Challenge: Send back the records in full, character for character.

Dataset items
"""

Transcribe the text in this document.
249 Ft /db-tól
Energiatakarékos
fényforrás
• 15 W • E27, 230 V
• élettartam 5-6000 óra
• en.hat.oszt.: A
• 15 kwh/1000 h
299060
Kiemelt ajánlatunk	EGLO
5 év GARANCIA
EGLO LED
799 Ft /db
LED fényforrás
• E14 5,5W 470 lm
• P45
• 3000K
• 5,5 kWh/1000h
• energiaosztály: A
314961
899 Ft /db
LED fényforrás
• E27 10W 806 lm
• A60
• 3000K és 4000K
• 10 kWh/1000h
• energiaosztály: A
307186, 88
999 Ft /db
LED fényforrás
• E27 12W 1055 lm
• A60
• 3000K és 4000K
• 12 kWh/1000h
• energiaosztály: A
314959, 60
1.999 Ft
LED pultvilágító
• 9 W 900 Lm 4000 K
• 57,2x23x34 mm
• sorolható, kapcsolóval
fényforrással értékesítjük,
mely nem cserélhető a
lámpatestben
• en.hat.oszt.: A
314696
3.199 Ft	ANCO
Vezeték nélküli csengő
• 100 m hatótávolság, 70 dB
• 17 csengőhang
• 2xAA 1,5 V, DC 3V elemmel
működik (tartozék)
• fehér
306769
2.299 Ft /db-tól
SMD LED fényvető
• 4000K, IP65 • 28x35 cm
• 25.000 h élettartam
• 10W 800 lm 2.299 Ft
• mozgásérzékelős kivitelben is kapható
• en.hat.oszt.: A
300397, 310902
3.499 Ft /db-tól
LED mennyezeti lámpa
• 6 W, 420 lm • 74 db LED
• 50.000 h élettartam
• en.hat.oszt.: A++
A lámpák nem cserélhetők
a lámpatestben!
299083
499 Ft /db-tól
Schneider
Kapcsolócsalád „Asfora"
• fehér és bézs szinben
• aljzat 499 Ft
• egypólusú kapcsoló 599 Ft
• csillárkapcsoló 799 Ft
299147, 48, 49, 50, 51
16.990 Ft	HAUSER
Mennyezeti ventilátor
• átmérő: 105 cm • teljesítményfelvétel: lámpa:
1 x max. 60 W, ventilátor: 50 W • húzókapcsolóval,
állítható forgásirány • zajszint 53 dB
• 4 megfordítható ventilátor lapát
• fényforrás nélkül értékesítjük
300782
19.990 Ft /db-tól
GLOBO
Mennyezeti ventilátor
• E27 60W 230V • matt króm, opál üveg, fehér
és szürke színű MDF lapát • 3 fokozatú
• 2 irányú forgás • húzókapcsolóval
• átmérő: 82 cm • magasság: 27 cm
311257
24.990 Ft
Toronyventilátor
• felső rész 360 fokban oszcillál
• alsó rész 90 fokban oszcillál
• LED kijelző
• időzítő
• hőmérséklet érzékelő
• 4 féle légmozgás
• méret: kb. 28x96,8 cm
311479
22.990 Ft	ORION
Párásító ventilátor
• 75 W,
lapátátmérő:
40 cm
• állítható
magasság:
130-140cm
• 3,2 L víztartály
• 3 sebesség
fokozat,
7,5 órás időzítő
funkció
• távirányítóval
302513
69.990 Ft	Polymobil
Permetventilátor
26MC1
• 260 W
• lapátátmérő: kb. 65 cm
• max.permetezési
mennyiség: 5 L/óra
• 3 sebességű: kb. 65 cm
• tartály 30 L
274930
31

"""

Result of the exercise:
Transcribe the text in this document.
249 Ft /db-tól
Energiatakarékos
fényforrás
• 15 W • E27, 230 V
• élettartam 5-6000 óra
• en.hat.oszt.: A
• 15 kwh/1000 h
299060
Kiemelt ajánlatunk	EGLO
5 év GARANCIA
EGLO LED
799 Ft /db
LED fényforrás
• E14 5,5W 470 lm
• P45
• 3000K
• 5,5 kWh/1000h
• energiaosztály: A
314961
899 Ft /db
LED fényforrás
• E27 10W 806 lm
• A60
• 3000K és 4000K
• 10 kWh/1000h
• energiaosztály: A
307186, 88
999 Ft /db
LED fényforrás
• E27 12W 1055 lm
• A60
• 3000K és 4000K
• 12 kWh/1000h
• energiaosztály: A
314959, 60
1.999 Ft
LED pultvilágító
• 9 W 900 Lm 4000 K
• 57,2x23x34 mm
• sorolható, kapcsolóval
fényforrással értékesítjük,
mely nem cserélhető a
lámpatestben
• en.hat.oszt.: A
314696
3.199 Ft	ANCO
Vezeték nélküli csengő
• 100 m hatótávolság, 70 dB
• 17 csengőhang
• 2xAA 1,5 V, DC 3V elemmel
működik (tartozék)
• fehér
306769
2.299 Ft /db-tól
SMD LED fényvető
• 4000K, IP65 • 28x35 cm
• 25.000 h élettartam
• 10W 800 lm 2.299 Ft
• mozgásérzékelős kivitelben is kapható
• en.hat.oszt.: A
300397, 310902
3.499 Ft /db-tól
LED mennyezeti lámpa
• 6 W, 420 lm • 74 db LED
• 50.000 h élettartam
• en.hat.oszt.: A++
A lámpák nem cserélhetők
a lámpatestben!
299083
499 Ft /db-tól
Schneider
Kapcsolócsalád „Asfora"
• fehér és bézs szinben
• aljzat 499 Ft
• egypólusú kapcsoló 599 Ft
• csillárkapcsoló 799 Ft
299147, 48, 49, 50, 51
16.990 Ft	HAUSER
Mennyezeti ventilátor
• átmérő: 105 cm • teljesítményfelvétel: lámpa:
1 x max. 60 W, ventilátor: 50 W • húzókapcsolóval,
állítható forgásirány • zajszint 53 dB
• 4 megfordítható ventilátor lapát
• fényforrás nélkül értékesítjük
300782
19.990 Ft /db-tól
GLOBO
Mennyezeti ventilátor
• E27 60W 230V • matt króm, opál üveg, fehér
és szürke színű MDF lapát • 3 fokozatú
• 2 irányú forgás • húzókapcsolóval
• átmérő: 82 cm • magasság: 27 cm
311257
24.990 Ft
Toronyventilátor
• felső rész 360 fokban oszcillál
• alsó rész 90 fokban oszcillál
• LED kijelző
• időzítő
• hőmérséklet érzékelő
• 4 féle légmozgás
• méret: kb. 28x96,8 cm
311479
22.990 Ft	ORION
Párásító ventilátor
• 75 W,
lapátátmérő:
40 cm
• állítható
magasság:
130-140cm
• 3,2 L víztartály
• 3 sebesség
fokozat,
7,5 órás időzítő
funkció
• távirányítóval
302513
69.990 Ft	Polymobil
Permetventilátor
26MC1
• 260 W
• lapátátmérő: kb. 65 cm
• max.permetezési
mennyiség: 5 L/óra
• 3 sebességű: kb. 65 cm
• tartály 30 L
274930
31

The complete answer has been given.